▶ [Material provided]:
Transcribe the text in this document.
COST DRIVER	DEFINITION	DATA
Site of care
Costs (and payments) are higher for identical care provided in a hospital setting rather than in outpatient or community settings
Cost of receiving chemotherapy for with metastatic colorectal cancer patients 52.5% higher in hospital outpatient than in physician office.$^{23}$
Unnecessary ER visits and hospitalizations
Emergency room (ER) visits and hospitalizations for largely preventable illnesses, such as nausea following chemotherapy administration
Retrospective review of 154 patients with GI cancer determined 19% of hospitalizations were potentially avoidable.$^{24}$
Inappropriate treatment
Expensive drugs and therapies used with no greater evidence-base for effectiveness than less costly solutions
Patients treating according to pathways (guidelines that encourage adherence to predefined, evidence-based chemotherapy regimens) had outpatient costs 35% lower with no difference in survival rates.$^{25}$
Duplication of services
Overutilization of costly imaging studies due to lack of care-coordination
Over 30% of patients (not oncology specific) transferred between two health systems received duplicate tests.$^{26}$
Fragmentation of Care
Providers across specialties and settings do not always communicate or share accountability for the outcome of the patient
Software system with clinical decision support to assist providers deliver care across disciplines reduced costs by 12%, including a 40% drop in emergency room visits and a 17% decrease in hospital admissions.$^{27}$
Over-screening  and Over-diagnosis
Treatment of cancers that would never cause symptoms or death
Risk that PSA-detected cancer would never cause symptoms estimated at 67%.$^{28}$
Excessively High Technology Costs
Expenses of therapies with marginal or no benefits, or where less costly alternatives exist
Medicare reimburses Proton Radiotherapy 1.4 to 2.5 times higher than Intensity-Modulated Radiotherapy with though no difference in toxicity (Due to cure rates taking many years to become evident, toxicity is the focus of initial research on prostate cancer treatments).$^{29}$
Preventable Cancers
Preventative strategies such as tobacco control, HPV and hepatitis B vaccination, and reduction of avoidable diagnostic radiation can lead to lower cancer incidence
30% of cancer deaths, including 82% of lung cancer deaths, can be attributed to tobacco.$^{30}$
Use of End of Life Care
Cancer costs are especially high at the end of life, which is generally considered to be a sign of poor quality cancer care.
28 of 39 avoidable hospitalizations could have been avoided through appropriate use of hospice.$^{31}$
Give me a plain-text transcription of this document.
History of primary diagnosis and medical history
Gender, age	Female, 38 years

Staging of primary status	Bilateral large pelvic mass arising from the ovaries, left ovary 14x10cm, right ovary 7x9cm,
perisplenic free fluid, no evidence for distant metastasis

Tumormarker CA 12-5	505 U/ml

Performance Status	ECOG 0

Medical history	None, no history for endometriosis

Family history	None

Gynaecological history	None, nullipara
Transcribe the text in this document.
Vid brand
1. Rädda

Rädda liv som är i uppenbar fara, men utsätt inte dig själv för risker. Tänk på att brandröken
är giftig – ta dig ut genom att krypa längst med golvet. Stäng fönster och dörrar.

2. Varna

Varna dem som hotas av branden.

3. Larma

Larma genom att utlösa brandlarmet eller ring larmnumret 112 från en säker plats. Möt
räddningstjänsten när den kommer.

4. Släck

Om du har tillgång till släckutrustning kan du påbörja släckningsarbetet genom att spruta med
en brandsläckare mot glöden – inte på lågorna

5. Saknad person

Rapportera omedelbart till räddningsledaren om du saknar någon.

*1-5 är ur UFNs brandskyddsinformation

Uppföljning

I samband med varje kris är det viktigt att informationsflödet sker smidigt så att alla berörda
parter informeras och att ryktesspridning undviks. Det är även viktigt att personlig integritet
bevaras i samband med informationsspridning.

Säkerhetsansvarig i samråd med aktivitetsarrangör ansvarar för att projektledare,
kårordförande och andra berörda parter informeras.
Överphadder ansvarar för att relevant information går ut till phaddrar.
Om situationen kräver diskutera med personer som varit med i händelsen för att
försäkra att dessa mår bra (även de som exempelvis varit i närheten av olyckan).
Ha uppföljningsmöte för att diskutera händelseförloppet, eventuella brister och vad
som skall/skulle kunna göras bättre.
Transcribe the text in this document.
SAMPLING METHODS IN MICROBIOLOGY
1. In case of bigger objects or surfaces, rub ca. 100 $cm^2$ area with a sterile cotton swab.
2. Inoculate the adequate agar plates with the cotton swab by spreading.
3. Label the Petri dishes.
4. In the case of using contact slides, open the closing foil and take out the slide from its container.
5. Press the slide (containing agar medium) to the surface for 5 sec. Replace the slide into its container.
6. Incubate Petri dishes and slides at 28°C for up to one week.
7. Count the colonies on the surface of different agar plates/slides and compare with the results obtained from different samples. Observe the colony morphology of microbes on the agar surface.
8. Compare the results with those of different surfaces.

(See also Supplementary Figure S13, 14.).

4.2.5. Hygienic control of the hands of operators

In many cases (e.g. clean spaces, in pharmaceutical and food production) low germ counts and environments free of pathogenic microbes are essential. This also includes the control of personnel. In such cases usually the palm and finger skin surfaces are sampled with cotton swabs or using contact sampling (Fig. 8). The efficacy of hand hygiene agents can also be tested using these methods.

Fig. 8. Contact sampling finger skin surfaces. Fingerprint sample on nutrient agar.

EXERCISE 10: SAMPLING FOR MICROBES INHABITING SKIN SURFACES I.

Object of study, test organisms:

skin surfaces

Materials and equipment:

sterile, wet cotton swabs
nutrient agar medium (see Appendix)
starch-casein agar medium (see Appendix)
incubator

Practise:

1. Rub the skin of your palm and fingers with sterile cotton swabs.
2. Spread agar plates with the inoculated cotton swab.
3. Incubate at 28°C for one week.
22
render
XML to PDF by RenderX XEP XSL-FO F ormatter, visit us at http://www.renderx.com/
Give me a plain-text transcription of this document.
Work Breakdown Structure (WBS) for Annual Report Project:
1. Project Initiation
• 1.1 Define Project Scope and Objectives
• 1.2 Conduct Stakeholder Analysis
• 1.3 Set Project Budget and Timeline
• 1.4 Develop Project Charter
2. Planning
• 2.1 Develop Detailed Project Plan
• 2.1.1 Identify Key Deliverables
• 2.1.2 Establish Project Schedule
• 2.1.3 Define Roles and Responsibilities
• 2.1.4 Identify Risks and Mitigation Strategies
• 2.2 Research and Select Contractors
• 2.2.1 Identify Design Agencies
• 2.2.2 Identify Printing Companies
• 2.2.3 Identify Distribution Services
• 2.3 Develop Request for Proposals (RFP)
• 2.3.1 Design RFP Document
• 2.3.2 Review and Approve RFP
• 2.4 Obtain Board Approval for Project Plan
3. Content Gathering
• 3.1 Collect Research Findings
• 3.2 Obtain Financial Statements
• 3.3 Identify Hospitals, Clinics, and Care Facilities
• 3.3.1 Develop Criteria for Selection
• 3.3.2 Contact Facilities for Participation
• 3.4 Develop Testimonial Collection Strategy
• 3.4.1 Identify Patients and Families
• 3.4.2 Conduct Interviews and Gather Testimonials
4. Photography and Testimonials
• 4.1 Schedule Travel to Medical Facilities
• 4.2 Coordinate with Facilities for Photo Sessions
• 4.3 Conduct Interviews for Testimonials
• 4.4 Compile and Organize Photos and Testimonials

▶ [Exercise]:
Bring together all lines of the entries above in which the string "many" occurs.

▶ [Exercise response]:
Medicare reimburses Proton Radiotherapy 1.4 to 2.5 times higher than Intensity-Modulated Radiotherapy with though no difference in toxicity (Due to cure rates taking many years to become evident, toxicity is the focus of initial research on prostate cancer treatments).$^{29}$
In many cases (e.g. clean spaces, in pharmaceutical and food production) low germ counts and environments free of pathogenic microbes are essential. This also includes the control of personnel. In such cases usually the palm and finger skin surfaces are sampled with cotton swabs or using contact sampling (Fig. 8). The efficacy of hand hygiene agents can also be tested using these methods.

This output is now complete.